* START Available records *

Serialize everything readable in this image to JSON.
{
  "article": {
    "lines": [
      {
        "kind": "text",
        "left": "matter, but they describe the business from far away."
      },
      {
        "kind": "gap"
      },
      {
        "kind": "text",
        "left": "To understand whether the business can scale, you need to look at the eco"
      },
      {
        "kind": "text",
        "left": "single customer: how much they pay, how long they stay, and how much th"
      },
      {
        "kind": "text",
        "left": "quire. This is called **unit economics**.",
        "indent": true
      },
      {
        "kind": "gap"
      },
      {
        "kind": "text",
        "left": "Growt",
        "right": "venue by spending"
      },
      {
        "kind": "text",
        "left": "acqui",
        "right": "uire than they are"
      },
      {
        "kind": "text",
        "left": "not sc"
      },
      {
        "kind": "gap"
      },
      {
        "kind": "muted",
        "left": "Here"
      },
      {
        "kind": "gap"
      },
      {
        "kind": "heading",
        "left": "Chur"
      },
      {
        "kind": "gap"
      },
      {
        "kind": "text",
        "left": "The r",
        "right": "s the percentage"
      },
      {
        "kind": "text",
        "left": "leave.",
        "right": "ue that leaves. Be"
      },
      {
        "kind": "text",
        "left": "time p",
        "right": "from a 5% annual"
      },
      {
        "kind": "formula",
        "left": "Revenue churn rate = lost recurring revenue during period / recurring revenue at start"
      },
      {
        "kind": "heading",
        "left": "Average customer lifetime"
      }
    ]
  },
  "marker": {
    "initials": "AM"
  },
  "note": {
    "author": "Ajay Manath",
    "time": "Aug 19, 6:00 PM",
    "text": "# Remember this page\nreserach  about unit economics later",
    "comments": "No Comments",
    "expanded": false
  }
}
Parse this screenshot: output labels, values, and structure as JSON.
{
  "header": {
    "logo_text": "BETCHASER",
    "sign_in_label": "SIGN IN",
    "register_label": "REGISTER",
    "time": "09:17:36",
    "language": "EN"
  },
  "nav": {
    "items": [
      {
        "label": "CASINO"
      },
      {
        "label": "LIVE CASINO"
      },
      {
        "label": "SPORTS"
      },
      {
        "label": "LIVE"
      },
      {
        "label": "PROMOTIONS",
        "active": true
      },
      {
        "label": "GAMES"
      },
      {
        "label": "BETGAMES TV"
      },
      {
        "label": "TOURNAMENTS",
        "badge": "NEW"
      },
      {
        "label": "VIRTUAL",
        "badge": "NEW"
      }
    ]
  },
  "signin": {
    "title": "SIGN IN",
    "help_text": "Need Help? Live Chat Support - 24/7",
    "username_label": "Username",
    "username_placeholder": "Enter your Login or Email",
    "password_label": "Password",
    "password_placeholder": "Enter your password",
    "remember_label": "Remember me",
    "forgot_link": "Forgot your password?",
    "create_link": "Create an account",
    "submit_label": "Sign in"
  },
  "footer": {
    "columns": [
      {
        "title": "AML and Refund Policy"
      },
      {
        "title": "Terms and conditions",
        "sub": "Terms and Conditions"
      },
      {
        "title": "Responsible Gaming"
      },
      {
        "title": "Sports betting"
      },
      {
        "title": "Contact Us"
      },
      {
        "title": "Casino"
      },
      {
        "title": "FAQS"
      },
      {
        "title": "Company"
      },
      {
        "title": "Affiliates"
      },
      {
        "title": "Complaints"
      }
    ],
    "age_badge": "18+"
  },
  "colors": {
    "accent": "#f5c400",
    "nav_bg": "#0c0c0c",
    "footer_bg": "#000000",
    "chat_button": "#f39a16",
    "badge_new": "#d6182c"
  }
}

* END Available records *

**Request:** From the records, copy every line that has the string "Enter" in it.

**Full answer:**
    "username_placeholder": "Enter your Login or Email",
    "password_placeholder": "Enter your password",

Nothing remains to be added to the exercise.